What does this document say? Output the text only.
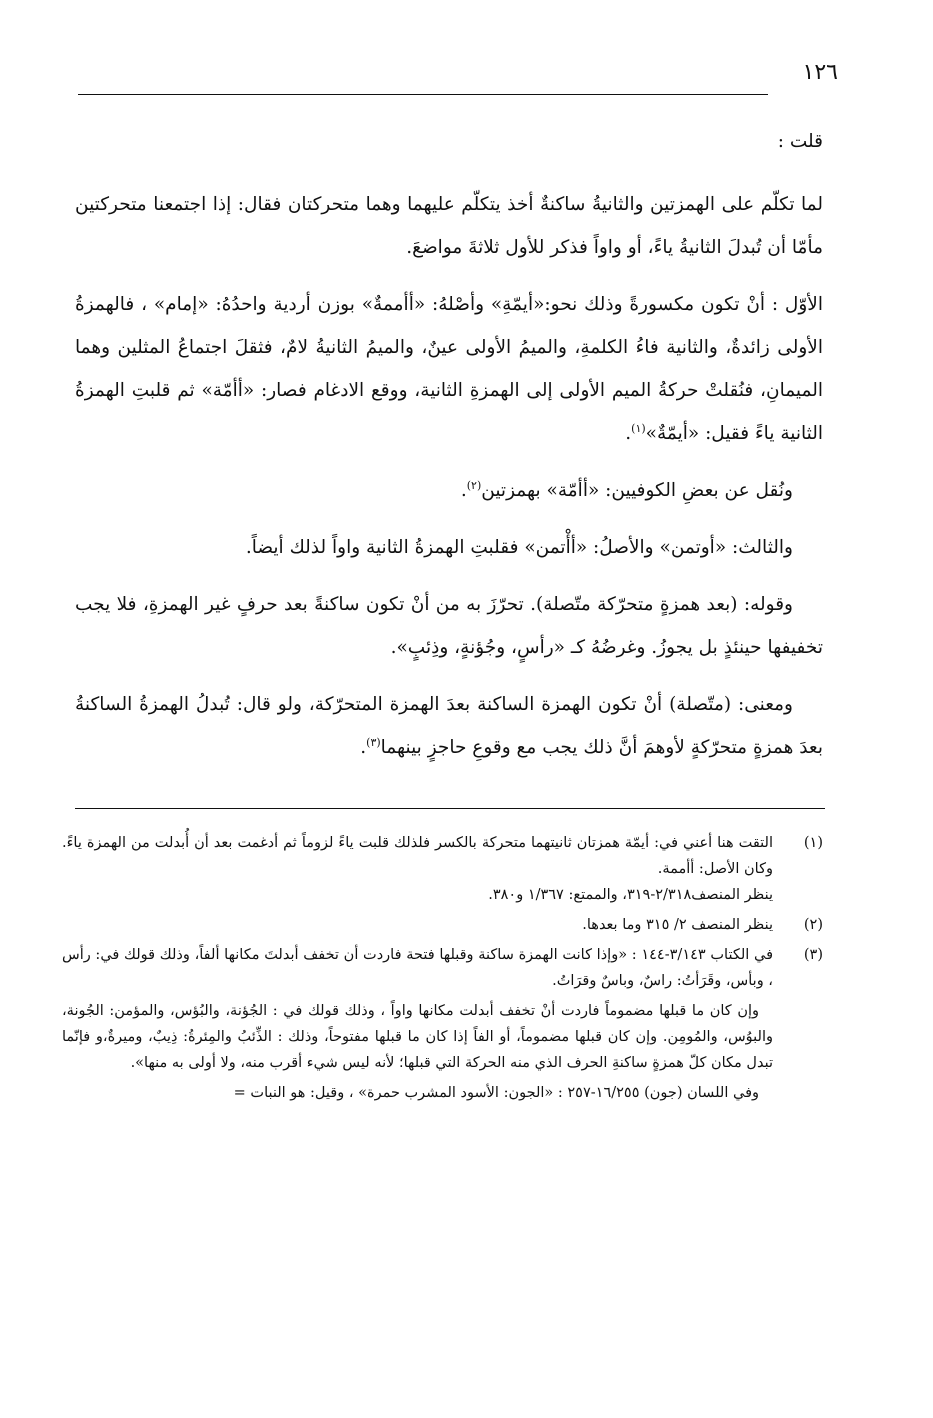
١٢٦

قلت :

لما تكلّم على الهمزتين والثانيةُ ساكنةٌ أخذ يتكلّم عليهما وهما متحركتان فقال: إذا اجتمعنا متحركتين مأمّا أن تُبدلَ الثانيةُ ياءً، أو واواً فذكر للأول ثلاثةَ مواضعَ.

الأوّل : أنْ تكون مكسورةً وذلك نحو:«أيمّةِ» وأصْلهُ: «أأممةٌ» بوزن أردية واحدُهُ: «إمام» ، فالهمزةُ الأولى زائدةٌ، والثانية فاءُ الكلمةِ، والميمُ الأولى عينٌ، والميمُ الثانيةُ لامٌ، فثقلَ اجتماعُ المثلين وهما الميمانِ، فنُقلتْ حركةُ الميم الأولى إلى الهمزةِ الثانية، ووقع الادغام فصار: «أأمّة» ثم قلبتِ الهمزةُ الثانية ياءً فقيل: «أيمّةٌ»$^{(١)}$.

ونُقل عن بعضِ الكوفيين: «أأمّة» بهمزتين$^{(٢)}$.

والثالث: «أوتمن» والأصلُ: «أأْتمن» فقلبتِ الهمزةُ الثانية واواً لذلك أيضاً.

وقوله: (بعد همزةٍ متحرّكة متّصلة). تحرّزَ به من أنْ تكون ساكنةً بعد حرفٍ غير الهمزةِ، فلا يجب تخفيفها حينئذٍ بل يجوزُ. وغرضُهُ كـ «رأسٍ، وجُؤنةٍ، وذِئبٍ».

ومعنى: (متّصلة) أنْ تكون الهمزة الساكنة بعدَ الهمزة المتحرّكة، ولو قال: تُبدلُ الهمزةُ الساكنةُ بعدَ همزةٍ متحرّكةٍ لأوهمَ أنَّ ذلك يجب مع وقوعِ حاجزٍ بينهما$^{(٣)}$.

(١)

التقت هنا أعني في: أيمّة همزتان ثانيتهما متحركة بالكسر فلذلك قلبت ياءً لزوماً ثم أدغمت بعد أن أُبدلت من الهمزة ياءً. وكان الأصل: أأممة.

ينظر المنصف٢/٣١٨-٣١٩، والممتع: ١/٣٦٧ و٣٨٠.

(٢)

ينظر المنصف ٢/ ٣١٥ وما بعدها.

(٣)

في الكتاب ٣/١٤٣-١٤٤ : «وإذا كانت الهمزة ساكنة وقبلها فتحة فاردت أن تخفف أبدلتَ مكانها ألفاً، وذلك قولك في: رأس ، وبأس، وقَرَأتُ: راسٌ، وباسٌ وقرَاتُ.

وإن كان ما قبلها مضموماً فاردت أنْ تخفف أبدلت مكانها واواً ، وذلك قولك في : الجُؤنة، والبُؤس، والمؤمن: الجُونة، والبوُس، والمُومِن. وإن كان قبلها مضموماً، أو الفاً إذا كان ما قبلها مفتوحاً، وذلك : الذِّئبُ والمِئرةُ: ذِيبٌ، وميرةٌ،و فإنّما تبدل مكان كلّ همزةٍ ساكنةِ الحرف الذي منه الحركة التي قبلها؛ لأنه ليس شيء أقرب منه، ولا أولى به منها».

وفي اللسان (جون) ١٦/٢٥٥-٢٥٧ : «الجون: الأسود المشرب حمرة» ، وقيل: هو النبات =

§ §

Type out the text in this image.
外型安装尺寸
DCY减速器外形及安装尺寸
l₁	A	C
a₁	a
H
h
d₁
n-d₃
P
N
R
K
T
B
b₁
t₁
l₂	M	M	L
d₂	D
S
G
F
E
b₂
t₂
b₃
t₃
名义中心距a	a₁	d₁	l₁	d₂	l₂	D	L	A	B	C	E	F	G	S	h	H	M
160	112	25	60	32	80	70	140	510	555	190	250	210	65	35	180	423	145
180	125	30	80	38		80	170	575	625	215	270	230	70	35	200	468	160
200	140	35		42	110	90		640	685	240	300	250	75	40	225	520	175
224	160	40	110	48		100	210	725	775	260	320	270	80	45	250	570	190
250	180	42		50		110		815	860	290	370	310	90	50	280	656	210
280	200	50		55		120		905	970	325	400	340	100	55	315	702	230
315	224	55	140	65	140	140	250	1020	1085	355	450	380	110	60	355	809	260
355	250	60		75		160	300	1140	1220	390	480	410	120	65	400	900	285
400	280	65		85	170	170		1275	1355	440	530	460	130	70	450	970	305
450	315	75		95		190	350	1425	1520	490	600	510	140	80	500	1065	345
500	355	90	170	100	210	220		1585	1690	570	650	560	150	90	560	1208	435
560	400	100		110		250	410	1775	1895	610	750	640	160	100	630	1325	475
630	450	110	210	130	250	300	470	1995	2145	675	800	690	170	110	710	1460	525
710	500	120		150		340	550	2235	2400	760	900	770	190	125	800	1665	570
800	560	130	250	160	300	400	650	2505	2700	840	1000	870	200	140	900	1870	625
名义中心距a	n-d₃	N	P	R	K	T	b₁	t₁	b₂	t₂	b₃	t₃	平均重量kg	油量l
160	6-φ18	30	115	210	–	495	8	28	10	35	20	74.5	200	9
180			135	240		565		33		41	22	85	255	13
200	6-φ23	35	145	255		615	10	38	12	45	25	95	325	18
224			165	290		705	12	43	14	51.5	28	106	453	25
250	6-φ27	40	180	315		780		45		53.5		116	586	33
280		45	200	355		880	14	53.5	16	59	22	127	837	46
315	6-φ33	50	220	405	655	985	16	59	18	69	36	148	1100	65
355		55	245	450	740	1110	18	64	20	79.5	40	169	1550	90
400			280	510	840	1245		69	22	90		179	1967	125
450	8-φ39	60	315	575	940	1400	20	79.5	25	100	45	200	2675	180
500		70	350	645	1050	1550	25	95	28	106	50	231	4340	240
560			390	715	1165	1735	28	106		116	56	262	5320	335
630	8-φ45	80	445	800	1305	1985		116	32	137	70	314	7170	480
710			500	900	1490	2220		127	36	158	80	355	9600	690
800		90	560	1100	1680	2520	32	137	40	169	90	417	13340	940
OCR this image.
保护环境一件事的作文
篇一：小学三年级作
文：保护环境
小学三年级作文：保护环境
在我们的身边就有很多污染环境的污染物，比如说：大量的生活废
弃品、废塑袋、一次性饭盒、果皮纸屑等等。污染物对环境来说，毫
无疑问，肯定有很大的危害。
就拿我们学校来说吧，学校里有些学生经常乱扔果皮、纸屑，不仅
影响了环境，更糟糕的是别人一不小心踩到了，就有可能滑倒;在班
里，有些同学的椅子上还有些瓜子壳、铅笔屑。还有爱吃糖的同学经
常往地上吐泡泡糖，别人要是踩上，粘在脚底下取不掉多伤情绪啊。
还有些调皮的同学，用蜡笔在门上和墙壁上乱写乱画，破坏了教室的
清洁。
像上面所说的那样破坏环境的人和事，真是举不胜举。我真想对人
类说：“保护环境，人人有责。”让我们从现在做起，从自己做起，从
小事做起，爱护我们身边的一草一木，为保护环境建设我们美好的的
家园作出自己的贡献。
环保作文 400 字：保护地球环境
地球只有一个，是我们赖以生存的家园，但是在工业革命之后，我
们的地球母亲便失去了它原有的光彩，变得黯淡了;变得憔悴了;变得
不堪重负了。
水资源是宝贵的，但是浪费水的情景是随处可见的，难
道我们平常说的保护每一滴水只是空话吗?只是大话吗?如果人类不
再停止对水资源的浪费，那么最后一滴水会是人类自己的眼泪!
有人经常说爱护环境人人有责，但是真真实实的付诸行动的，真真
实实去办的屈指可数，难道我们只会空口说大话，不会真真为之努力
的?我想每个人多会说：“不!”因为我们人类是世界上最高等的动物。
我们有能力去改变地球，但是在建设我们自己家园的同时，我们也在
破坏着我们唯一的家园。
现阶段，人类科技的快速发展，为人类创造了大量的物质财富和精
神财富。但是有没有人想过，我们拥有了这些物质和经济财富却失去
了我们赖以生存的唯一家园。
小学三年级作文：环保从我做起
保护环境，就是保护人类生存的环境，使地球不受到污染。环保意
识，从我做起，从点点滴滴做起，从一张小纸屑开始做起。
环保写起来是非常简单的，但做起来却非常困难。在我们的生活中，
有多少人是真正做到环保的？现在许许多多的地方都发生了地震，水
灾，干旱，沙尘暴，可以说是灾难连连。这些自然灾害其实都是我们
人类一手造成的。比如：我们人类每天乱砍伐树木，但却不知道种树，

§ §

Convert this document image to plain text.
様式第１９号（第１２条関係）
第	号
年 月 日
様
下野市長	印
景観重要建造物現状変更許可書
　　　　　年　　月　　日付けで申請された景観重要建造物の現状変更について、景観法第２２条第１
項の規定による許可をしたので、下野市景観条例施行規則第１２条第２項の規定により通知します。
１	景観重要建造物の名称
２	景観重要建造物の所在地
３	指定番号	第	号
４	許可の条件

§ §

Wherever the string "أبدلت" appears in the entries above, list that line.

في الكتاب ٣/١٤٣-١٤٤ : «وإذا كانت الهمزة ساكنة وقبلها فتحة فاردت أن تخفف أبدلتَ مكانها ألفاً، وذلك قولك في: رأس ، وبأس، وقَرَأتُ: راسٌ، وباسٌ وقرَاتُ.
وإن كان ما قبلها مضموماً فاردت أنْ تخفف أبدلت مكانها واواً ، وذلك قولك في : الجُؤنة، والبُؤس، والمؤمن: الجُونة، والبوُس، والمُومِن. وإن كان قبلها مضموماً، أو الفاً إذا كان ما قبلها مفتوحاً، وذلك : الذِّئبُ والمِئرةُ: ذِيبٌ، وميرةٌ،و فإنّما تبدل مكان كلّ همزةٍ ساكنةِ الحرف الذي منه الحركة التي قبلها؛ لأنه ليس شيء أقرب منه، ولا أولى به منها».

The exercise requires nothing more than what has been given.